(Dataset entries)
##########
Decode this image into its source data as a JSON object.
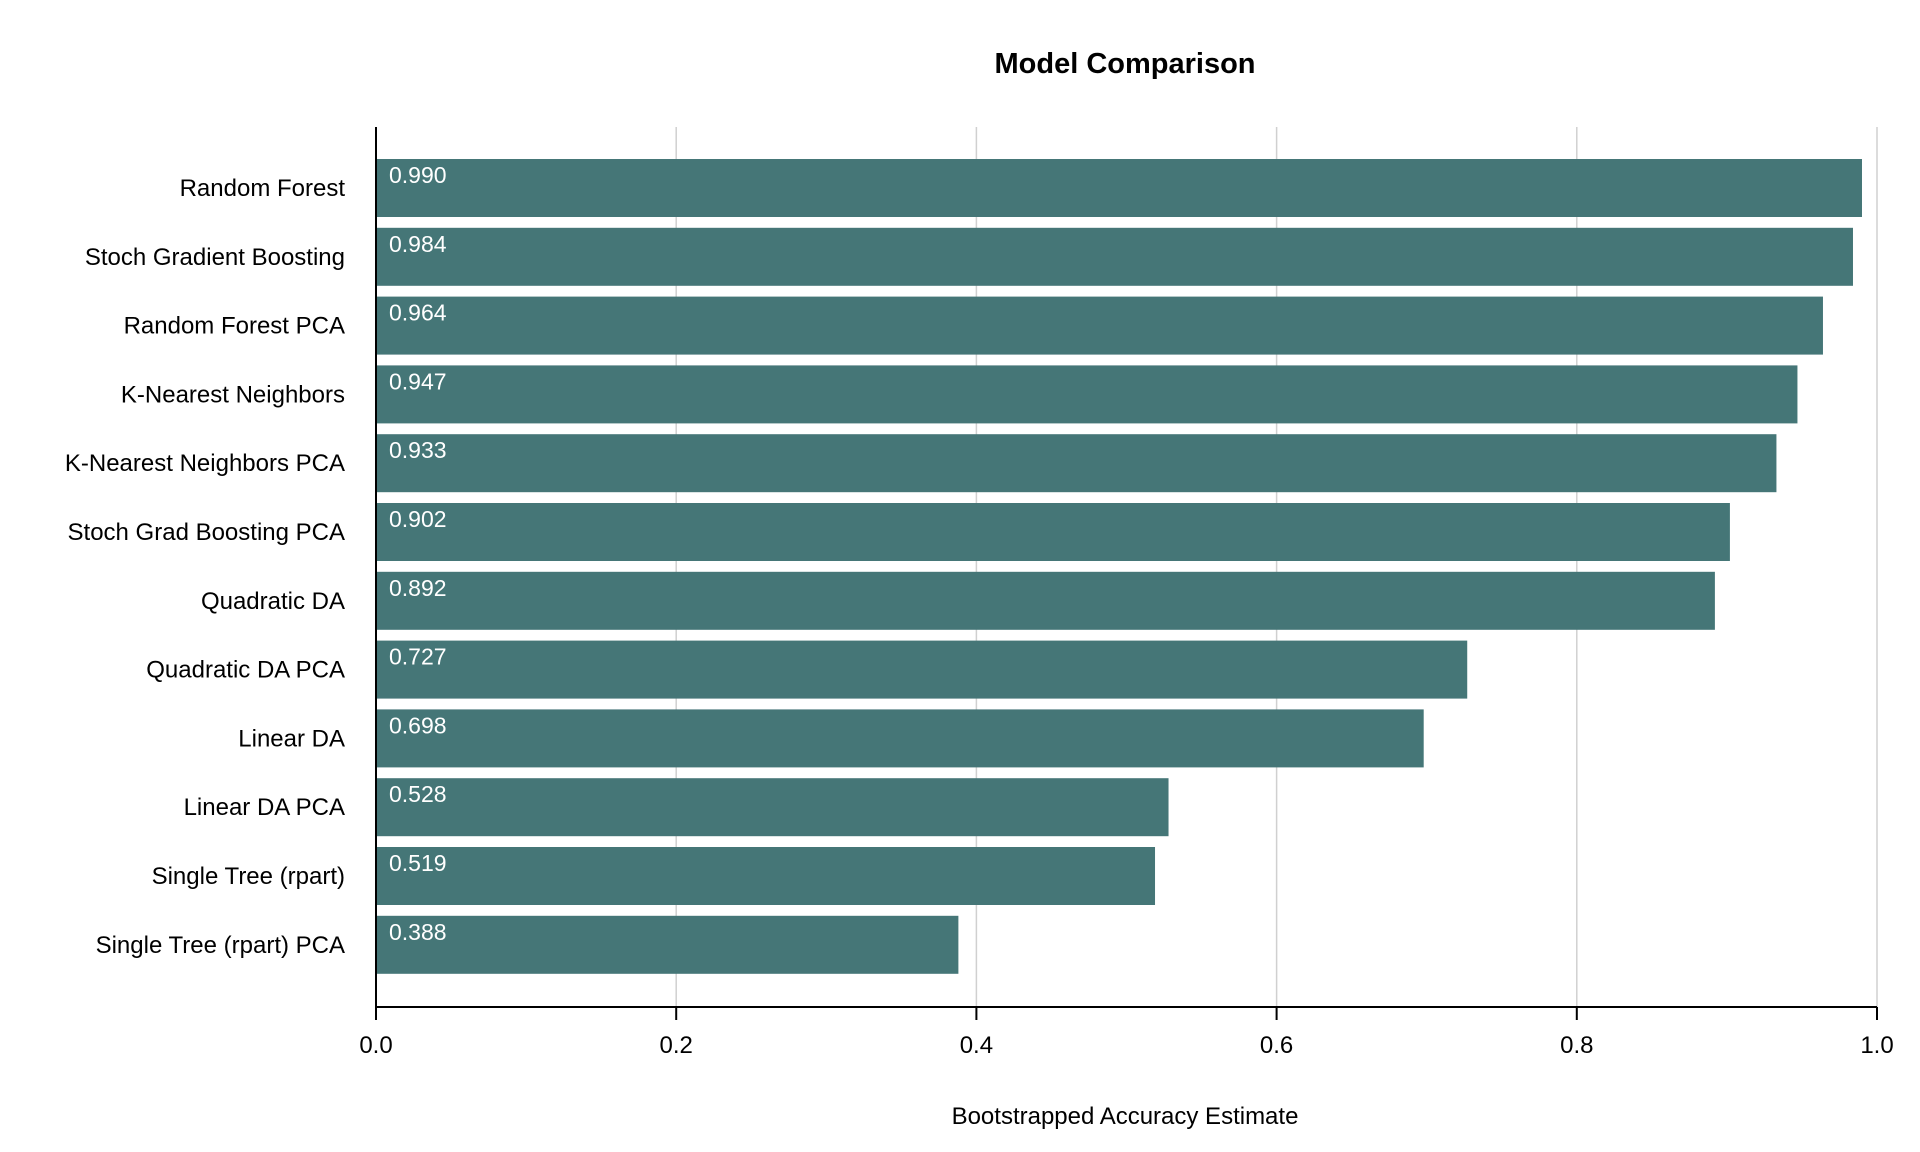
{
  "chart_data": {
    "type": "bar",
    "orientation": "horizontal",
    "title": "Model Comparison",
    "xlabel": "Bootstrapped Accuracy Estimate",
    "ylabel": "",
    "xlim": [
      0,
      1
    ],
    "x_ticks": [
      "0.0",
      "0.2",
      "0.4",
      "0.6",
      "0.8",
      "1.0"
    ],
    "grid": true,
    "bar_color": "#457677",
    "categories": [
      "Random Forest",
      "Stoch Gradient Boosting",
      "Random Forest PCA",
      "K-Nearest Neighbors",
      "K-Nearest Neighbors PCA",
      "Stoch Grad Boosting PCA",
      "Quadratic DA",
      "Quadratic DA PCA",
      "Linear DA",
      "Linear DA PCA",
      "Single Tree (rpart)",
      "Single Tree (rpart) PCA"
    ],
    "values": [
      0.99,
      0.984,
      0.964,
      0.947,
      0.933,
      0.902,
      0.892,
      0.727,
      0.698,
      0.528,
      0.519,
      0.388
    ],
    "value_labels": [
      "0.990",
      "0.984",
      "0.964",
      "0.947",
      "0.933",
      "0.902",
      "0.892",
      "0.727",
      "0.698",
      "0.528",
      "0.519",
      "0.388"
    ]
  }
}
##########
Short task: Nothing but the pictures may be dropped; output the records above exactly.

Response below:
Decode this image into its source data as a JSON object.
{
  "chart_data": {
    "type": "bar",
    "orientation": "horizontal",
    "title": "Model Comparison",
    "xlabel": "Bootstrapped Accuracy Estimate",
    "ylabel": "",
    "xlim": [
      0,
      1
    ],
    "x_ticks": [
      "0.0",
      "0.2",
      "0.4",
      "0.6",
      "0.8",
      "1.0"
    ],
    "grid": true,
    "bar_color": "#457677",
    "categories": [
      "Random Forest",
      "Stoch Gradient Boosting",
      "Random Forest PCA",
      "K-Nearest Neighbors",
      "K-Nearest Neighbors PCA",
      "Stoch Grad Boosting PCA",
      "Quadratic DA",
      "Quadratic DA PCA",
      "Linear DA",
      "Linear DA PCA",
      "Single Tree (rpart)",
      "Single Tree (rpart) PCA"
    ],
    "values": [
      0.99,
      0.984,
      0.964,
      0.947,
      0.933,
      0.902,
      0.892,
      0.727,
      0.698,
      0.528,
      0.519,
      0.388
    ],
    "value_labels": [
      "0.990",
      "0.984",
      "0.964",
      "0.947",
      "0.933",
      "0.902",
      "0.892",
      "0.727",
      "0.698",
      "0.528",
      "0.519",
      "0.388"
    ]
  }
}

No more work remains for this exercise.